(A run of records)
-- start --
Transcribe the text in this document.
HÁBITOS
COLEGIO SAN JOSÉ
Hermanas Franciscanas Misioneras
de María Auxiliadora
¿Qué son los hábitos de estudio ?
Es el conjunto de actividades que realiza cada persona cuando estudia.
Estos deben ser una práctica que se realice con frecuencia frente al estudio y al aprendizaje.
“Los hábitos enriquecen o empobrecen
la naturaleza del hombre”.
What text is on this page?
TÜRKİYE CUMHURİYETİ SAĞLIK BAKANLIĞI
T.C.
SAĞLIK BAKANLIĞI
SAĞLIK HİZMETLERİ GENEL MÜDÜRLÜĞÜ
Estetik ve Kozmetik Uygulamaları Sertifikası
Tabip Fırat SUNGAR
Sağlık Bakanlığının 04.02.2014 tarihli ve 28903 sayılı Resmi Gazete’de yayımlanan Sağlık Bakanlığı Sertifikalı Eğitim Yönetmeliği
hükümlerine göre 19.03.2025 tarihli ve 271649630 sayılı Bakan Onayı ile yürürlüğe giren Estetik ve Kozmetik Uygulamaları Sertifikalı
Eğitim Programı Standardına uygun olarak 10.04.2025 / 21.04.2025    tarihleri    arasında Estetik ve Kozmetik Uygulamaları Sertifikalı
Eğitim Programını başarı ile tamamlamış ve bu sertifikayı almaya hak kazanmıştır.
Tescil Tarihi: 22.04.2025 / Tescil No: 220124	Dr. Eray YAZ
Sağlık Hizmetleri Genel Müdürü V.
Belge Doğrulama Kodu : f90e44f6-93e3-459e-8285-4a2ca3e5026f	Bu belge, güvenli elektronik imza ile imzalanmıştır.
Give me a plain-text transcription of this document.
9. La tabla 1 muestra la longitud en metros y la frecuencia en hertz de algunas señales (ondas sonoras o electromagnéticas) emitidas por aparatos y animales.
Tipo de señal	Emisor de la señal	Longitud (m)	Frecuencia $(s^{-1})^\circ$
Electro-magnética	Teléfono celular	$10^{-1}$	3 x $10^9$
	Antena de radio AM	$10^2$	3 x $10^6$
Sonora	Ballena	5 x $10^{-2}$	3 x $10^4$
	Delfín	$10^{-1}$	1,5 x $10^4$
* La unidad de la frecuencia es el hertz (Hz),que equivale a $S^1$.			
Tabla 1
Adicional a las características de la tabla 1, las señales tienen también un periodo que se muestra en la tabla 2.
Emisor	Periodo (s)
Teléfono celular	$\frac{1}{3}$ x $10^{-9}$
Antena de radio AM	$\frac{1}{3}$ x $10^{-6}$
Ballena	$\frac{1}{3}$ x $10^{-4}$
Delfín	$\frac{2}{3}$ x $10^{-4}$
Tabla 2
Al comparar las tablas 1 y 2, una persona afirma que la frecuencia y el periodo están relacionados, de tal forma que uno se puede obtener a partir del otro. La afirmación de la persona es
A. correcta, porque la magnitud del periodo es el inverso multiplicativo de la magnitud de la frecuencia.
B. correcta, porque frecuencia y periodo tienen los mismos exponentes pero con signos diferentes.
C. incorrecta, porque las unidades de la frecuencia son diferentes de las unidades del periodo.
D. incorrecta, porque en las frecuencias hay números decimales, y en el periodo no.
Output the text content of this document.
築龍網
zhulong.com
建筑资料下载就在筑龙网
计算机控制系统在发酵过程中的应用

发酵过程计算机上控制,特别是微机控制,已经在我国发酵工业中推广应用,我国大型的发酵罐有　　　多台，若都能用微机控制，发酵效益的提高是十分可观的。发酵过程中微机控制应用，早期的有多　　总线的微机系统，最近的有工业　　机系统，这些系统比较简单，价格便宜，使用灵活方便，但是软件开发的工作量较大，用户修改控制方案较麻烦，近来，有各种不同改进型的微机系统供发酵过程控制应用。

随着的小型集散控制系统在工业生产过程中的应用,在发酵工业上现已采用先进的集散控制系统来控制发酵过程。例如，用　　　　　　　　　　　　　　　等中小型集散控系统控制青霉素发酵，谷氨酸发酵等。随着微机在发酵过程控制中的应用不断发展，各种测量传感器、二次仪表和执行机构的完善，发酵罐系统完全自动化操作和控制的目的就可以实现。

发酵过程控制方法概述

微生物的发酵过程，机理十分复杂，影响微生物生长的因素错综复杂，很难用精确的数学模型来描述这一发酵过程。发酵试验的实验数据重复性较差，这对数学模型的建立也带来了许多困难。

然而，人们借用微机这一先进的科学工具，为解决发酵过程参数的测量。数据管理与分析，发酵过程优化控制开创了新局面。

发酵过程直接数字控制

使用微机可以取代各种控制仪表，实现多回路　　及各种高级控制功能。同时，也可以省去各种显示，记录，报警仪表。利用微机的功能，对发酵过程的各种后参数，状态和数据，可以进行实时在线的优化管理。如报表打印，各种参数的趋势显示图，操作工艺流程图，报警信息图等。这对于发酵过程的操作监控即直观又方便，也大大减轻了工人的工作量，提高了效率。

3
-- end --
» YOUR OBJECTIVE
Show the lines where the word "sayılı" appears in the entries.

» COMPLETE ANSWER
Sağlık Bakanlığının 04.02.2014 tarihli ve 28903 sayılı Resmi Gazete’de yayımlanan Sağlık Bakanlığı Sertifikalı Eğitim Yönetmeliği
hükümlerine göre 19.03.2025 tarihli ve 271649630 sayılı Bakan Onayı ile yürürlüğe giren Estetik ve Kozmetik Uygulamaları Sertifikalı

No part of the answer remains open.